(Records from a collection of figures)
-- -- --
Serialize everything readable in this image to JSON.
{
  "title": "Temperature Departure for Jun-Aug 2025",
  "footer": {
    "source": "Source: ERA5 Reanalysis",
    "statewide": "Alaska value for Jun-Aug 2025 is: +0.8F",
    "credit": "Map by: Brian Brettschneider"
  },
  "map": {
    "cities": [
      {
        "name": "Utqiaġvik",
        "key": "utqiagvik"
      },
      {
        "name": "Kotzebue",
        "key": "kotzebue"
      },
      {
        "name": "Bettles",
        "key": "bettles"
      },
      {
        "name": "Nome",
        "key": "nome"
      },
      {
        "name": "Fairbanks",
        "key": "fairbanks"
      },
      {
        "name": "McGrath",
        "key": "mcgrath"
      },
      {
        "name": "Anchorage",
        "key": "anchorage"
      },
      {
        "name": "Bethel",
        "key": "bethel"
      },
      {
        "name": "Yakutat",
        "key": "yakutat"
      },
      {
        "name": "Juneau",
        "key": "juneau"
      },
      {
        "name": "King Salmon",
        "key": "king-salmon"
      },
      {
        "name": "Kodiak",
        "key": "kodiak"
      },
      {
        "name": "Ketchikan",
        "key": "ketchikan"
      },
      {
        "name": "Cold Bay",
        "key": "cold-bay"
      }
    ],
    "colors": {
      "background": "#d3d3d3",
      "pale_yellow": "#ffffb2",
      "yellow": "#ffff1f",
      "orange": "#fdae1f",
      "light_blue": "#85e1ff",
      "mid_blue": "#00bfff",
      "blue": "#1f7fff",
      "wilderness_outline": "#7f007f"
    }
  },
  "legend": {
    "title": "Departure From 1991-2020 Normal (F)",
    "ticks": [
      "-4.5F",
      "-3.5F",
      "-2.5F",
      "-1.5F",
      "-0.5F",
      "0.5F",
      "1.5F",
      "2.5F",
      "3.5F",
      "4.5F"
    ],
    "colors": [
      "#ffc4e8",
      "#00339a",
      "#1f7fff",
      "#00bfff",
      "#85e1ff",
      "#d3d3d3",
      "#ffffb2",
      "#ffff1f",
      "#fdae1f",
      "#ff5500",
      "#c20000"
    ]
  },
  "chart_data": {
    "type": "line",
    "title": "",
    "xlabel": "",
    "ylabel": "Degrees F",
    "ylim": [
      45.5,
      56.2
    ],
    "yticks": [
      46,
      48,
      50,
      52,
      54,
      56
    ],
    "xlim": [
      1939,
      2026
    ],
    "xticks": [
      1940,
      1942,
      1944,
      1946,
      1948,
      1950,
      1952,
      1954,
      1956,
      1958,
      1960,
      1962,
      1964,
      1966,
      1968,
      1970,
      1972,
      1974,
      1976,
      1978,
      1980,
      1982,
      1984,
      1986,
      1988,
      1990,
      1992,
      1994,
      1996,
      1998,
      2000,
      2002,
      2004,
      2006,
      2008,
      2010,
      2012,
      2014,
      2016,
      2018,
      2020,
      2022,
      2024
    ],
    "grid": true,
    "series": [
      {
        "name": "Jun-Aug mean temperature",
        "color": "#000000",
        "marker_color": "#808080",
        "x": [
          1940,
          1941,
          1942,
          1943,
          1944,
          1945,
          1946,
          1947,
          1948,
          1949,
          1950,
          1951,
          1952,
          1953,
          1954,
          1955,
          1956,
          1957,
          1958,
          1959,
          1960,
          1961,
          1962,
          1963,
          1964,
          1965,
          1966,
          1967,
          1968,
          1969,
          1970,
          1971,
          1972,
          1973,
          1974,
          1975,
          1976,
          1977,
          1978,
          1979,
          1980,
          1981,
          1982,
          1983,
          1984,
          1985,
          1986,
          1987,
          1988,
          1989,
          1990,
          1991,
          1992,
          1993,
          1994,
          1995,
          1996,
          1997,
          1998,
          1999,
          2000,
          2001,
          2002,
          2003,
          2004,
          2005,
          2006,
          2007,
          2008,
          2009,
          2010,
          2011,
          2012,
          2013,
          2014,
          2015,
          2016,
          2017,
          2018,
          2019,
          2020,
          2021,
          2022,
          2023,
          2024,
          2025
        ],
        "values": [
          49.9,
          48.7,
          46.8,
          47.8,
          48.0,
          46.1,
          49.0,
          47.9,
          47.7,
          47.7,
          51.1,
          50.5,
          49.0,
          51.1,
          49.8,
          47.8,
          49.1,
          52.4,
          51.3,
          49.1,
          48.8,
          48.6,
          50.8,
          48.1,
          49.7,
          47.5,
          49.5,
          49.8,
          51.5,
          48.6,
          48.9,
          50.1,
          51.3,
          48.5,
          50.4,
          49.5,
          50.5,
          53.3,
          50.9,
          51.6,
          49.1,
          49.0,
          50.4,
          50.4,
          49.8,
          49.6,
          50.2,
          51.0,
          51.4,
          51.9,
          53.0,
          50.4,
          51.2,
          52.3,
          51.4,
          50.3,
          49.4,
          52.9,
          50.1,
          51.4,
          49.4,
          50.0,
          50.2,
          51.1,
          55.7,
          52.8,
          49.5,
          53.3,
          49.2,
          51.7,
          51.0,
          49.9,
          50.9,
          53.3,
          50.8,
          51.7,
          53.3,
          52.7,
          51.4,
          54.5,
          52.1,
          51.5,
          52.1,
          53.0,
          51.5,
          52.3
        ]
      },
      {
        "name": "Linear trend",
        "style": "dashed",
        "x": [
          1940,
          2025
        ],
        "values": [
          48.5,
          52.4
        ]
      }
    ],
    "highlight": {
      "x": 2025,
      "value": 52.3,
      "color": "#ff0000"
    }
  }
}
-- -- --
- [Problem statement]:
Take the entries above and transcribe them exactly.

- [Correct response]:
Serialize everything readable in this image to JSON.
{
  "title": "Temperature Departure for Jun-Aug 2025",
  "footer": {
    "source": "Source: ERA5 Reanalysis",
    "statewide": "Alaska value for Jun-Aug 2025 is: +0.8F",
    "credit": "Map by: Brian Brettschneider"
  },
  "map": {
    "cities": [
      {
        "name": "Utqiaġvik",
        "key": "utqiagvik"
      },
      {
        "name": "Kotzebue",
        "key": "kotzebue"
      },
      {
        "name": "Bettles",
        "key": "bettles"
      },
      {
        "name": "Nome",
        "key": "nome"
      },
      {
        "name": "Fairbanks",
        "key": "fairbanks"
      },
      {
        "name": "McGrath",
        "key": "mcgrath"
      },
      {
        "name": "Anchorage",
        "key": "anchorage"
      },
      {
        "name": "Bethel",
        "key": "bethel"
      },
      {
        "name": "Yakutat",
        "key": "yakutat"
      },
      {
        "name": "Juneau",
        "key": "juneau"
      },
      {
        "name": "King Salmon",
        "key": "king-salmon"
      },
      {
        "name": "Kodiak",
        "key": "kodiak"
      },
      {
        "name": "Ketchikan",
        "key": "ketchikan"
      },
      {
        "name": "Cold Bay",
        "key": "cold-bay"
      }
    ],
    "colors": {
      "background": "#d3d3d3",
      "pale_yellow": "#ffffb2",
      "yellow": "#ffff1f",
      "orange": "#fdae1f",
      "light_blue": "#85e1ff",
      "mid_blue": "#00bfff",
      "blue": "#1f7fff",
      "wilderness_outline": "#7f007f"
    }
  },
  "legend": {
    "title": "Departure From 1991-2020 Normal (F)",
    "ticks": [
      "-4.5F",
      "-3.5F",
      "-2.5F",
      "-1.5F",
      "-0.5F",
      "0.5F",
      "1.5F",
      "2.5F",
      "3.5F",
      "4.5F"
    ],
    "colors": [
      "#ffc4e8",
      "#00339a",
      "#1f7fff",
      "#00bfff",
      "#85e1ff",
      "#d3d3d3",
      "#ffffb2",
      "#ffff1f",
      "#fdae1f",
      "#ff5500",
      "#c20000"
    ]
  },
  "chart_data": {
    "type": "line",
    "title": "",
    "xlabel": "",
    "ylabel": "Degrees F",
    "ylim": [
      45.5,
      56.2
    ],
    "yticks": [
      46,
      48,
      50,
      52,
      54,
      56
    ],
    "xlim": [
      1939,
      2026
    ],
    "xticks": [
      1940,
      1942,
      1944,
      1946,
      1948,
      1950,
      1952,
      1954,
      1956,
      1958,
      1960,
      1962,
      1964,
      1966,
      1968,
      1970,
      1972,
      1974,
      1976,
      1978,
      1980,
      1982,
      1984,
      1986,
      1988,
      1990,
      1992,
      1994,
      1996,
      1998,
      2000,
      2002,
      2004,
      2006,
      2008,
      2010,
      2012,
      2014,
      2016,
      2018,
      2020,
      2022,
      2024
    ],
    "grid": true,
    "series": [
      {
        "name": "Jun-Aug mean temperature",
        "color": "#000000",
        "marker_color": "#808080",
        "x": [
          1940,
          1941,
          1942,
          1943,
          1944,
          1945,
          1946,
          1947,
          1948,
          1949,
          1950,
          1951,
          1952,
          1953,
          1954,
          1955,
          1956,
          1957,
          1958,
          1959,
          1960,
          1961,
          1962,
          1963,
          1964,
          1965,
          1966,
          1967,
          1968,
          1969,
          1970,
          1971,
          1972,
          1973,
          1974,
          1975,
          1976,
          1977,
          1978,
          1979,
          1980,
          1981,
          1982,
          1983,
          1984,
          1985,
          1986,
          1987,
          1988,
          1989,
          1990,
          1991,
          1992,
          1993,
          1994,
          1995,
          1996,
          1997,
          1998,
          1999,
          2000,
          2001,
          2002,
          2003,
          2004,
          2005,
          2006,
          2007,
          2008,
          2009,
          2010,
          2011,
          2012,
          2013,
          2014,
          2015,
          2016,
          2017,
          2018,
          2019,
          2020,
          2021,
          2022,
          2023,
          2024,
          2025
        ],
        "values": [
          49.9,
          48.7,
          46.8,
          47.8,
          48.0,
          46.1,
          49.0,
          47.9,
          47.7,
          47.7,
          51.1,
          50.5,
          49.0,
          51.1,
          49.8,
          47.8,
          49.1,
          52.4,
          51.3,
          49.1,
          48.8,
          48.6,
          50.8,
          48.1,
          49.7,
          47.5,
          49.5,
          49.8,
          51.5,
          48.6,
          48.9,
          50.1,
          51.3,
          48.5,
          50.4,
          49.5,
          50.5,
          53.3,
          50.9,
          51.6,
          49.1,
          49.0,
          50.4,
          50.4,
          49.8,
          49.6,
          50.2,
          51.0,
          51.4,
          51.9,
          53.0,
          50.4,
          51.2,
          52.3,
          51.4,
          50.3,
          49.4,
          52.9,
          50.1,
          51.4,
          49.4,
          50.0,
          50.2,
          51.1,
          55.7,
          52.8,
          49.5,
          53.3,
          49.2,
          51.7,
          51.0,
          49.9,
          50.9,
          53.3,
          50.8,
          51.7,
          53.3,
          52.7,
          51.4,
          54.5,
          52.1,
          51.5,
          52.1,
          53.0,
          51.5,
          52.3
        ]
      },
      {
        "name": "Linear trend",
        "style": "dashed",
        "x": [
          1940,
          2025
        ],
        "values": [
          48.5,
          52.4
        ]
      }
    ],
    "highlight": {
      "x": 2025,
      "value": 52.3,
      "color": "#ff0000"
    }
  }
}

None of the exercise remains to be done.